## START

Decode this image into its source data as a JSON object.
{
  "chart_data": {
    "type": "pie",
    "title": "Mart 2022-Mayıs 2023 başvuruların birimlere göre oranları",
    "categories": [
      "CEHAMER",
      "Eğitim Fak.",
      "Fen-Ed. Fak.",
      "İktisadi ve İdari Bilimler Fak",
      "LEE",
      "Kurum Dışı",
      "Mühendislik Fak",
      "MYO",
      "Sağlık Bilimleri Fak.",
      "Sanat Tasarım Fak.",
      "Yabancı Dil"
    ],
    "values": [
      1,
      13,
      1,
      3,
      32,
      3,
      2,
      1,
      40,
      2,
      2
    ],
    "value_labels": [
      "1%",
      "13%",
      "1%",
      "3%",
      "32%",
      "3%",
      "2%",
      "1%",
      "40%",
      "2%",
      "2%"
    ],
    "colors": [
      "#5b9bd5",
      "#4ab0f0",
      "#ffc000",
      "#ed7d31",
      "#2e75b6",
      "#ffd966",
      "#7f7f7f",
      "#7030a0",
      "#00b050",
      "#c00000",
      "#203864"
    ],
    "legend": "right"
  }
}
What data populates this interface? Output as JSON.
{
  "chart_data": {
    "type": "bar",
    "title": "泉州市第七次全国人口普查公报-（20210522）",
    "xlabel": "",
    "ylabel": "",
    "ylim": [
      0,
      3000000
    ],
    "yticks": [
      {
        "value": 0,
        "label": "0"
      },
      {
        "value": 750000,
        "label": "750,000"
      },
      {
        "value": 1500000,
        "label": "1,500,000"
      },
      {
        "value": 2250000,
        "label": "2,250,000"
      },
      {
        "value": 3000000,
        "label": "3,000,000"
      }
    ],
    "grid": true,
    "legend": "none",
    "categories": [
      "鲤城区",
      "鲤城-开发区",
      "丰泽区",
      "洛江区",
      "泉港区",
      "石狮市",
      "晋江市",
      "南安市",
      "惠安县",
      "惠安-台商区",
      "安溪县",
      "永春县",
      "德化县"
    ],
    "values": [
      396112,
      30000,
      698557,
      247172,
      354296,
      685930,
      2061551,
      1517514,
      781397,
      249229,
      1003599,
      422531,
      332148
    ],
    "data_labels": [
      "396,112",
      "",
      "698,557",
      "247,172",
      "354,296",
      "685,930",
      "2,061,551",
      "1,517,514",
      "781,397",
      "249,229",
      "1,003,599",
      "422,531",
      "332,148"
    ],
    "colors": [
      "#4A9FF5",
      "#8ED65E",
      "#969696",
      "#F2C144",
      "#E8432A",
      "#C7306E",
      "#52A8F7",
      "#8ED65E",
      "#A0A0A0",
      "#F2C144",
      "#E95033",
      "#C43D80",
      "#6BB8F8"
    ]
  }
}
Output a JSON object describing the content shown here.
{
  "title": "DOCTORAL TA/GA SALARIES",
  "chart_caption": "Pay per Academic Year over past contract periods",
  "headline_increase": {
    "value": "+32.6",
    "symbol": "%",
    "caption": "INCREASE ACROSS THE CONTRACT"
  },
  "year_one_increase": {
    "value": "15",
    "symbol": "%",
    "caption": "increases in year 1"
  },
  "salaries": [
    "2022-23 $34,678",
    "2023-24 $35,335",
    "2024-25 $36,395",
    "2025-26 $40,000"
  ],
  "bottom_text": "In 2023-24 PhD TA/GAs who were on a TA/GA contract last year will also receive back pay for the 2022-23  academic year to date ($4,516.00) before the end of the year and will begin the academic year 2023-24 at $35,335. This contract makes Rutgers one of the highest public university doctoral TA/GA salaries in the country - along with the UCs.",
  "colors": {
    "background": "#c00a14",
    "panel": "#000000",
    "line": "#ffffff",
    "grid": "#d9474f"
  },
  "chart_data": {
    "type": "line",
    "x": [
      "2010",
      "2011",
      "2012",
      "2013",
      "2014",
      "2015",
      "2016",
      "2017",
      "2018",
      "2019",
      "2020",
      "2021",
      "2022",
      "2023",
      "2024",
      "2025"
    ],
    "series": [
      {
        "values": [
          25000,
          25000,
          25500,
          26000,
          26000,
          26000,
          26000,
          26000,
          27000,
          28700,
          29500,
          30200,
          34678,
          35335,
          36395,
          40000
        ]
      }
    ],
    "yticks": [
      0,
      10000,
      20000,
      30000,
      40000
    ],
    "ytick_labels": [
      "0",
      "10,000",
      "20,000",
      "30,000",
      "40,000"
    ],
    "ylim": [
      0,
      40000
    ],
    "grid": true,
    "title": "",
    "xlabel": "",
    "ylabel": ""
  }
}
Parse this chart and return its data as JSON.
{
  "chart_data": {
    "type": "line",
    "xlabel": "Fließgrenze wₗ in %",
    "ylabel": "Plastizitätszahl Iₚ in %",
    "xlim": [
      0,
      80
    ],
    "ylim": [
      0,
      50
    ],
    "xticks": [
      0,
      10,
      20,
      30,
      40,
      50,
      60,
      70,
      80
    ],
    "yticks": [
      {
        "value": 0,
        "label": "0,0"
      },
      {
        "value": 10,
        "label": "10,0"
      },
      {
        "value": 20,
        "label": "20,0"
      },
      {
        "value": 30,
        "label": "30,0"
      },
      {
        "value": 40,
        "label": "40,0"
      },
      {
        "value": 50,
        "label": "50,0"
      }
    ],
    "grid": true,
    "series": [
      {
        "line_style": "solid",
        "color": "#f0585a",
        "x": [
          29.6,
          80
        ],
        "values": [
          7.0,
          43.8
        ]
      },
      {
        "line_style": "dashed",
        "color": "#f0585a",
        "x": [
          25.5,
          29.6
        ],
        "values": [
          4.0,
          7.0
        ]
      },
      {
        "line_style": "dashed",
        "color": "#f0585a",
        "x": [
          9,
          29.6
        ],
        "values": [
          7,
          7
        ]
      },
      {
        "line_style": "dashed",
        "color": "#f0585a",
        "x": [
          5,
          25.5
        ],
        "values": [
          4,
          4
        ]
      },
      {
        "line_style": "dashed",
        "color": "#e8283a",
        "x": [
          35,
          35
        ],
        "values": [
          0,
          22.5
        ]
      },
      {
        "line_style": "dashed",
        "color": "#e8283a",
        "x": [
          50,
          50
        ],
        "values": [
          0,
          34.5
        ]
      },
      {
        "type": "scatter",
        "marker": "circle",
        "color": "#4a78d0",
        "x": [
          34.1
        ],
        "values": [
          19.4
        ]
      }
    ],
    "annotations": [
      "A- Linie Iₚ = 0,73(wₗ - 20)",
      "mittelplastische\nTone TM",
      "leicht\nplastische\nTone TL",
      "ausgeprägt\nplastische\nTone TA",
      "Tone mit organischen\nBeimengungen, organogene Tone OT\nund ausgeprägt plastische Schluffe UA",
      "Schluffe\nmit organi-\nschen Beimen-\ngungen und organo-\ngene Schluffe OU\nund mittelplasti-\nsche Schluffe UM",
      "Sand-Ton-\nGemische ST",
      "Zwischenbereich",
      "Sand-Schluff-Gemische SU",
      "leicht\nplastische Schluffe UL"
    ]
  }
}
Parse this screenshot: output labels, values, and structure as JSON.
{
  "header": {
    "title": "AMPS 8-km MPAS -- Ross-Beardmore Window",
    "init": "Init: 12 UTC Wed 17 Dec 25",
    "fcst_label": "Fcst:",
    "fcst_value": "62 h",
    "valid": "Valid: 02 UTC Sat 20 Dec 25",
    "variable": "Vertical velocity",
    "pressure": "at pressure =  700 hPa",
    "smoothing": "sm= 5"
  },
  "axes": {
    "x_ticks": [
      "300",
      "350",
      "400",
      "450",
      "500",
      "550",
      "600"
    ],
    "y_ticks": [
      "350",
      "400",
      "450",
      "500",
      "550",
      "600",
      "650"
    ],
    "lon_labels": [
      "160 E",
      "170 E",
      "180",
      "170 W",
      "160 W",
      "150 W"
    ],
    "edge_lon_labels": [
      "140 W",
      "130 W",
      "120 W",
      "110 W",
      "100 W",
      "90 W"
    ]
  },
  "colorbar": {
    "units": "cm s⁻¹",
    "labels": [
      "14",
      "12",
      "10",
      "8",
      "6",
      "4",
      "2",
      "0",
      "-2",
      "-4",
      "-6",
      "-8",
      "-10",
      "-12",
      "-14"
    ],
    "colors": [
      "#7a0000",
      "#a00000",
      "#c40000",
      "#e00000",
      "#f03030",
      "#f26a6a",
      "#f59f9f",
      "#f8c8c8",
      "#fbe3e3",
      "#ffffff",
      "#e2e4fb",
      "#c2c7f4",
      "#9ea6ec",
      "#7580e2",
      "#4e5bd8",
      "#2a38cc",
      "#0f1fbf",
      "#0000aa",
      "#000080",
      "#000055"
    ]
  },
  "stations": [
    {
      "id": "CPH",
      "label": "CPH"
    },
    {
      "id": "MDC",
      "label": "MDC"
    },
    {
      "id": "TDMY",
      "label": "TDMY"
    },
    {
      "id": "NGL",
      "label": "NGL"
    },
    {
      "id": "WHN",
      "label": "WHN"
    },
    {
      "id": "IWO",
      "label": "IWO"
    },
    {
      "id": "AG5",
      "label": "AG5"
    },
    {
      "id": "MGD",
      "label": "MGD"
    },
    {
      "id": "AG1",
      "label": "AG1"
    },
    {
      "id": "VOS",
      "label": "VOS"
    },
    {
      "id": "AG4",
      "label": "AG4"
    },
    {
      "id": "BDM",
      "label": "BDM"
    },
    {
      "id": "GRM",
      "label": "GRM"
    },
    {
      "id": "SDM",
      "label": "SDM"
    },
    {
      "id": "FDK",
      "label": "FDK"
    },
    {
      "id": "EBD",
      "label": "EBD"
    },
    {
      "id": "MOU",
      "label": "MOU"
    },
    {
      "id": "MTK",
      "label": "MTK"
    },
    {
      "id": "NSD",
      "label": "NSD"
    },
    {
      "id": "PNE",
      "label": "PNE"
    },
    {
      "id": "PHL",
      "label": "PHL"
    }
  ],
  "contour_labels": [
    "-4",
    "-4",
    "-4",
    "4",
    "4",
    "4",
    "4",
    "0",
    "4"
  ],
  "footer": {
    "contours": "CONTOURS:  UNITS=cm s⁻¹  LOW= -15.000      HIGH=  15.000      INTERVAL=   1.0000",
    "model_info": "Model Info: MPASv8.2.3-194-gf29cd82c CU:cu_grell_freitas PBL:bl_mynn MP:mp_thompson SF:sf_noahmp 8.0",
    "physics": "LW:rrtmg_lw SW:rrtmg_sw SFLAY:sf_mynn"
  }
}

## END

• _PROBLEM TO SOLVE_
Single out each line of the records above with the string "type" in it, and copy it.

• _FINAL ANSWER_
    "type": "pie",
    "type": "bar",
    "type": "line",
    "type": "line",
        "type": "scatter",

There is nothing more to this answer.